## EXERCISE
Skip the pictures and extract all of the lines exactly as written.

## INPUT MATERIAL
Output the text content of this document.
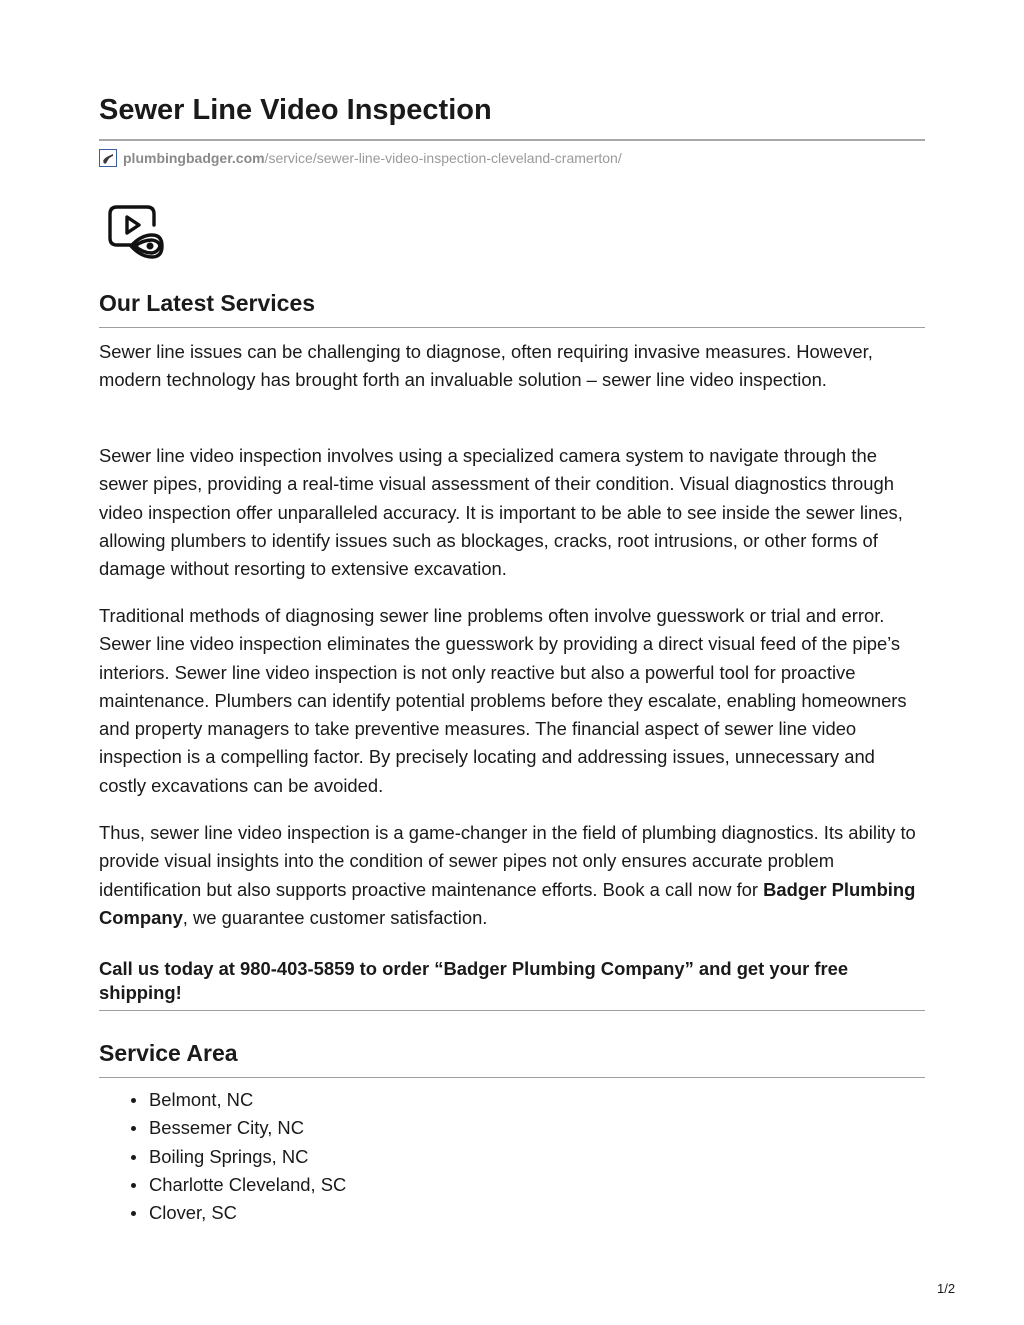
Sewer Line Video Inspection
plumbingbadger.com /service/sewer-line-video-inspection-cleveland-cramerton/
Our Latest Services

Sewer line issues can be challenging to diagnose, often requiring invasive measures. However, modern technology has brought forth an invaluable solution – sewer line video inspection.

Sewer line video inspection involves using a specialized camera system to navigate through the sewer pipes, providing a real-time visual assessment of their condition. Visual diagnostics through video inspection offer unparalleled accuracy. It is important to be able to see inside the sewer lines, allowing plumbers to identify issues such as blockages, cracks, root intrusions, or other forms of damage without resorting to extensive excavation.

Traditional methods of diagnosing sewer line problems often involve guesswork or trial and error. Sewer line video inspection eliminates the guesswork by providing a direct visual feed of the pipe’s interiors. Sewer line video inspection is not only reactive but also a powerful tool for proactive maintenance. Plumbers can identify potential problems before they escalate, enabling homeowners and property managers to take preventive measures. The financial aspect of sewer line video inspection is a compelling factor. By precisely locating and addressing issues, unnecessary and costly excavations can be avoided.

Thus, sewer line video inspection is a game-changer in the field of plumbing diagnostics. Its ability to provide visual insights into the condition of sewer pipes not only ensures accurate problem identification but also supports proactive maintenance efforts. Book a call now for Badger Plumbing Company, we guarantee customer satisfaction.

Call us today at 980-403-5859 to order “Badger Plumbing Company” and get your free shipping!

Service Area
Belmont, NC
Bessemer City, NC
Boiling Springs, NC
Charlotte Cleveland, SC
Clover, SC
1/2
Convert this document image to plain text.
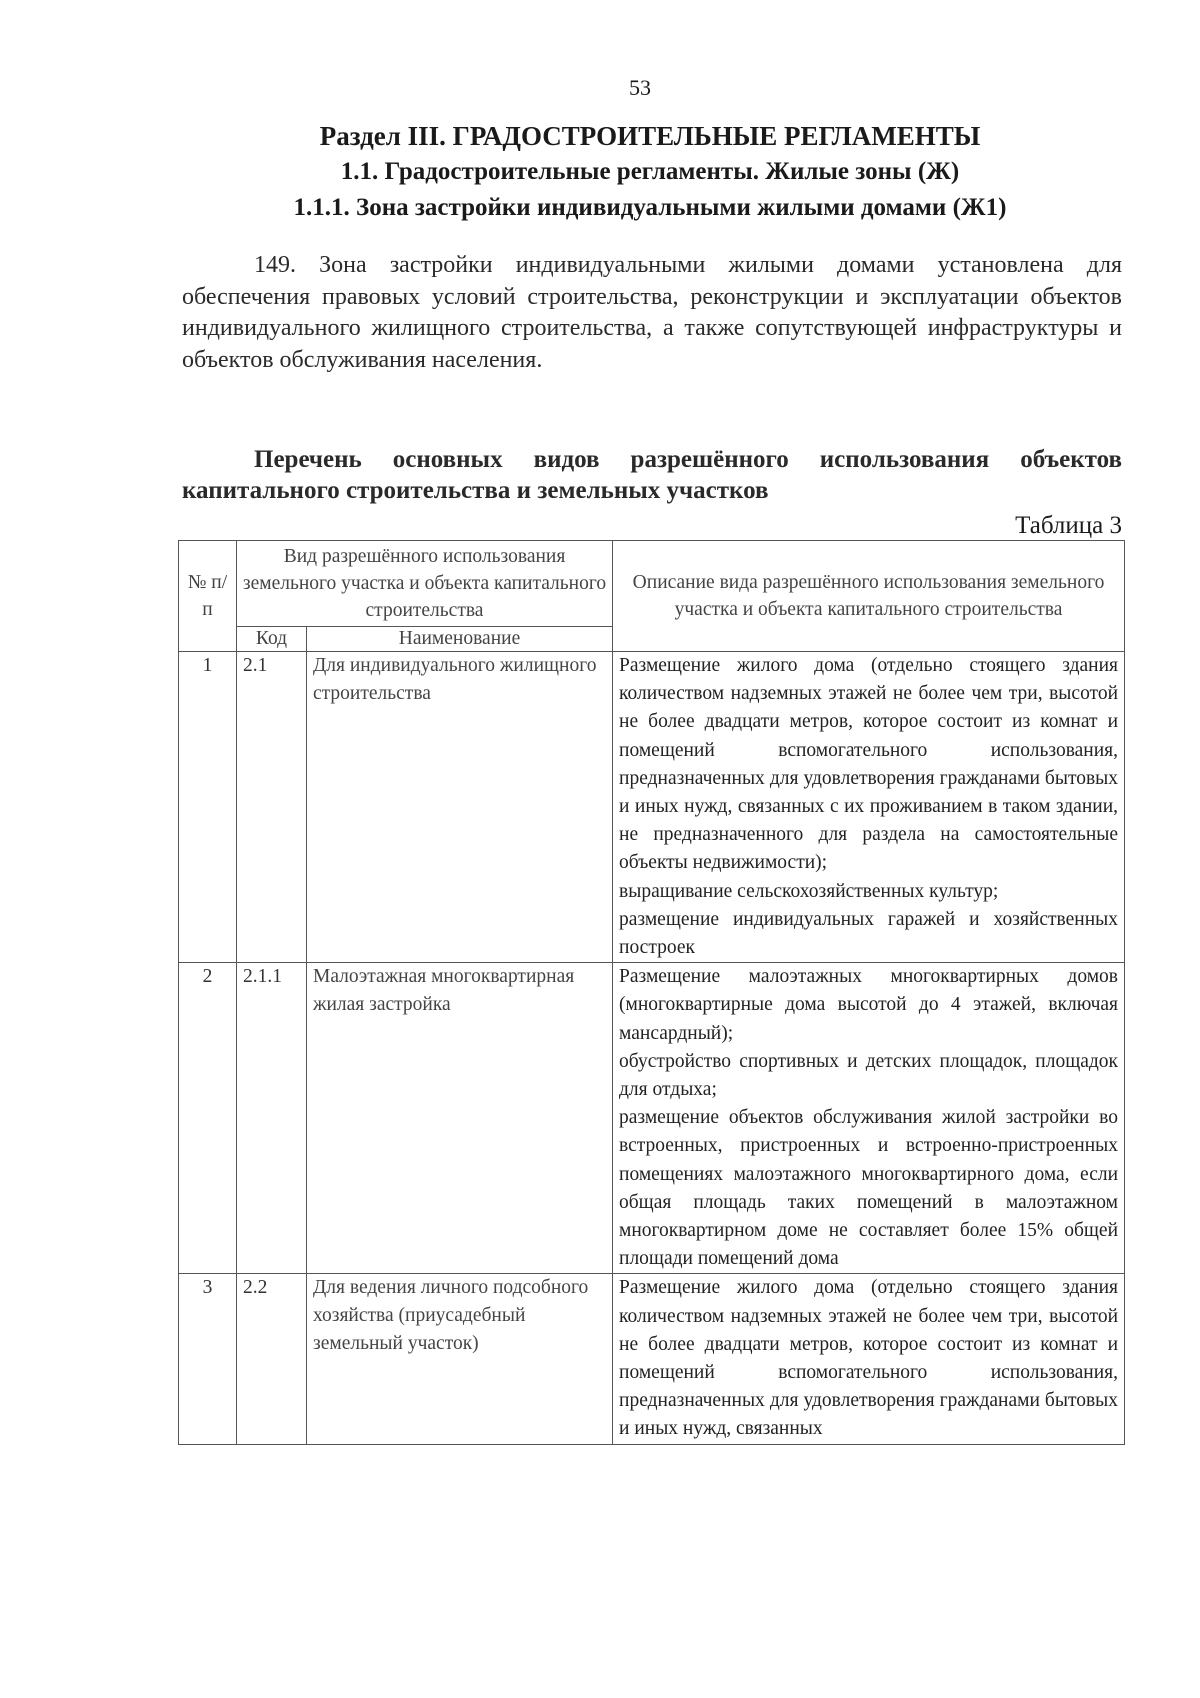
53

Раздел III. ГРАДОСТРОИТЕЛЬНЫЕ РЕГЛАМЕНТЫ

1.1. Градостроительные регламенты. Жилые зоны (Ж)

1.1.1. Зона застройки индивидуальными жилыми домами (Ж1)

149. Зона застройки индивидуальными жилыми домами установлена для обеспечения правовых условий строительства, реконструкции и эксплуатации объектов индивидуального жилищного строительства, а также сопутствующей инфраструктуры и объектов обслуживания населения.

Перечень основных видов разрешённого использования объектов капитального строительства и земельных участков

Таблица 3

№ п/п	Вид разрешённого использования земельного участка и объекта капитального строительства		Описание вида разрешённого использования земельного участка и объекта капитального строительства
	Код	Наименование	
1	2.1	Для индивидуального жилищного строительства	Размещение жилого дома (отдельно стоящего здания количеством надземных этажей не более чем три, высотой не более двадцати метров, которое состоит из комнат и помещений вспомогательного использования, предназначенных для удовлетворения гражданами бытовых и иных нужд, связанных с их проживанием в таком здании, не предназначенного для раздела на самостоятельные объекты недвижимости);
выращивание сельскохозяйственных культур;
размещение индивидуальных гаражей и хозяйственных построек

2	2.1.1	Малоэтажная многоквартирная жилая застройка	Размещение малоэтажных многоквартирных домов (многоквартирные дома высотой до 4 этажей, включая мансардный);
обустройство спортивных и детских площадок, площадок для отдыха;
размещение объектов обслуживания жилой застройки во встроенных, пристроенных и встроенно-пристроенных помещениях малоэтажного многоквартирного дома, если общая площадь таких помещений в малоэтажном многоквартирном доме не составляет более 15% общей площади помещений дома

3	2.2	Для ведения личного подсобного хозяйства (приусадебный земельный участок)	Размещение жилого дома (отдельно стоящего здания количеством надземных этажей не более чем три, высотой не более двадцати метров, которое состоит из комнат и помещений вспомогательного использования, предназначенных для удовлетворения гражданами бытовых и иных нужд, связанных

## WORKED ANSWER
Output the text content of this document.
Sewer Line Video Inspection
plumbingbadger.com /service/sewer-line-video-inspection-cleveland-cramerton/
Our Latest Services

Sewer line issues can be challenging to diagnose, often requiring invasive measures. However, modern technology has brought forth an invaluable solution – sewer line video inspection.

Sewer line video inspection involves using a specialized camera system to navigate through the sewer pipes, providing a real-time visual assessment of their condition. Visual diagnostics through video inspection offer unparalleled accuracy. It is important to be able to see inside the sewer lines, allowing plumbers to identify issues such as blockages, cracks, root intrusions, or other forms of damage without resorting to extensive excavation.

Traditional methods of diagnosing sewer line problems often involve guesswork or trial and error. Sewer line video inspection eliminates the guesswork by providing a direct visual feed of the pipe’s interiors. Sewer line video inspection is not only reactive but also a powerful tool for proactive maintenance. Plumbers can identify potential problems before they escalate, enabling homeowners and property managers to take preventive measures. The financial aspect of sewer line video inspection is a compelling factor. By precisely locating and addressing issues, unnecessary and costly excavations can be avoided.

Thus, sewer line video inspection is a game-changer in the field of plumbing diagnostics. Its ability to provide visual insights into the condition of sewer pipes not only ensures accurate problem identification but also supports proactive maintenance efforts. Book a call now for Badger Plumbing Company, we guarantee customer satisfaction.

Call us today at 980-403-5859 to order “Badger Plumbing Company” and get your free shipping!

Service Area
Belmont, NC
Bessemer City, NC
Boiling Springs, NC
Charlotte Cleveland, SC
Clover, SC
1/2
Convert this document image to plain text.
53

Раздел III. ГРАДОСТРОИТЕЛЬНЫЕ РЕГЛАМЕНТЫ

1.1. Градостроительные регламенты. Жилые зоны (Ж)

1.1.1. Зона застройки индивидуальными жилыми домами (Ж1)

149. Зона застройки индивидуальными жилыми домами установлена для обеспечения правовых условий строительства, реконструкции и эксплуатации объектов индивидуального жилищного строительства, а также сопутствующей инфраструктуры и объектов обслуживания населения.

Перечень основных видов разрешённого использования объектов капитального строительства и земельных участков

Таблица 3

№ п/п	Вид разрешённого использования земельного участка и объекта капитального строительства		Описание вида разрешённого использования земельного участка и объекта капитального строительства
	Код	Наименование	
1	2.1	Для индивидуального жилищного строительства	Размещение жилого дома (отдельно стоящего здания количеством надземных этажей не более чем три, высотой не более двадцати метров, которое состоит из комнат и помещений вспомогательного использования, предназначенных для удовлетворения гражданами бытовых и иных нужд, связанных с их проживанием в таком здании, не предназначенного для раздела на самостоятельные объекты недвижимости);
выращивание сельскохозяйственных культур;
размещение индивидуальных гаражей и хозяйственных построек

2	2.1.1	Малоэтажная многоквартирная жилая застройка	Размещение малоэтажных многоквартирных домов (многоквартирные дома высотой до 4 этажей, включая мансардный);
обустройство спортивных и детских площадок, площадок для отдыха;
размещение объектов обслуживания жилой застройки во встроенных, пристроенных и встроенно-пристроенных помещениях малоэтажного многоквартирного дома, если общая площадь таких помещений в малоэтажном многоквартирном доме не составляет более 15% общей площади помещений дома

3	2.2	Для ведения личного подсобного хозяйства (приусадебный земельный участок)	Размещение жилого дома (отдельно стоящего здания количеством надземных этажей не более чем три, высотой не более двадцати метров, которое состоит из комнат и помещений вспомогательного использования, предназначенных для удовлетворения гражданами бытовых и иных нужд, связанных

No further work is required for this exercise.